### EXTRACT
Lewis, one of the men behind the DLS method used in weather-affected limited-overs cricket matches, passed away on Thursday at the age of 78.

SNS | New Delhi |

The International Cricket Council condoled the demise of Tony Lewis, the co-developer of the Duckworth-Lewis-Stern (DLS) method.

Lewis, one of the men behind the DLS method used in weather-affected limited-overs cricket matches, passed away on Thursday at the age of 78.

“Tony’s contribution to cricket is huge. The present day system of resetting targets in international cricket is based on the one developed by him and Frank more than two decades ago,” said ICC General Manager Geoff Allardice in a statement on ICC’s website.

“His contribution to the game of cricket will be remembered for years to come and we send our condolences to his family and friends,” he added.

Tony with fellow mathematician Frank Duckworth had developed the Duckworth-Lewis method which was introduced in 1997 and adopted officially by the ICC (International Cricket Council) in 1999. However, the name was later renamed to Duckworth-Lewis-Stern Method after Steven Stern became the custodian of the method in 2014.

Dataset items:
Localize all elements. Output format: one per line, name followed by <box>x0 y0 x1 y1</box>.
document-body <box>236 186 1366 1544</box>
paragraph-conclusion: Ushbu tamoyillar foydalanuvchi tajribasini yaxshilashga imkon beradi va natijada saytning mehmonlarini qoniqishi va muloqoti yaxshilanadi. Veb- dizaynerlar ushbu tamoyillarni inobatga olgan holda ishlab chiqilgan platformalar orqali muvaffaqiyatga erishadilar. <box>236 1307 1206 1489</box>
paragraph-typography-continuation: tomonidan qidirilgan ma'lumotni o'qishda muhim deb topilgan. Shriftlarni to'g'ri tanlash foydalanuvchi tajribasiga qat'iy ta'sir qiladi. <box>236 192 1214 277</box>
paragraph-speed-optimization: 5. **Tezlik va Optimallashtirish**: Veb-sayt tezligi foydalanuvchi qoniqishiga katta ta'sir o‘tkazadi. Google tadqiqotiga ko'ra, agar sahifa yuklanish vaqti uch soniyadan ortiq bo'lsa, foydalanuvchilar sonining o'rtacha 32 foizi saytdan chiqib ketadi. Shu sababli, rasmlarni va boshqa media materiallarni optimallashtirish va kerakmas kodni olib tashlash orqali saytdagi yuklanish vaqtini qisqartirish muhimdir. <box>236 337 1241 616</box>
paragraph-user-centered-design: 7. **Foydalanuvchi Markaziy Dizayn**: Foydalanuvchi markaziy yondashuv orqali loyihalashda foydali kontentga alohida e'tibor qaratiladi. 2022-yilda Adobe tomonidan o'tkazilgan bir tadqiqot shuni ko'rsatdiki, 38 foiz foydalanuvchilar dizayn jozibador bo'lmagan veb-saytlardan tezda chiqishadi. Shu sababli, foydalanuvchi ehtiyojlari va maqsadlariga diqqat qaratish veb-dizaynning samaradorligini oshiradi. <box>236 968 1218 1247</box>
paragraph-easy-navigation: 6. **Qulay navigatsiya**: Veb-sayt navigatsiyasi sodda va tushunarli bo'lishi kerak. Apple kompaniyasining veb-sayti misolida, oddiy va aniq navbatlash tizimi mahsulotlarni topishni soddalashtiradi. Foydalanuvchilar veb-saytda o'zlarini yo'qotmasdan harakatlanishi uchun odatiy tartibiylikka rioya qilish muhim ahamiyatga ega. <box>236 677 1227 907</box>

### THINGS TO DO
1. Name every person the news report mentions by full name.
2. Return the dataset rows verbatim, beginning at the first row and stopping after the row that contains "paragraph-typography-continuation: tomonidan qidirilgan".
The news report and the rows are unrelated to each other.

### THE ANSWERS
1. Tony Lewis, Frank Duckworth, Geoff Allardice, Steven Stern

2.
Localize all elements. Output format: one per line, name followed by <box>x0 y0 x1 y1</box>.
document-body <box>236 186 1366 1544</box>
paragraph-conclusion: Ushbu tamoyillar foydalanuvchi tajribasini yaxshilashga imkon beradi va natijada saytning mehmonlarini qoniqishi va muloqoti yaxshilanadi. Veb- dizaynerlar ushbu tamoyillarni inobatga olgan holda ishlab chiqilgan platformalar orqali muvaffaqiyatga erishadilar. <box>236 1307 1206 1489</box>
paragraph-typography-continuation: tomonidan qidirilgan ma'lumotni o'qishda muhim deb topilgan. Shriftlarni to'g'ri tanlash foydalanuvchi tajribasiga qat'iy ta'sir qiladi. <box>236 192 1214 277</box>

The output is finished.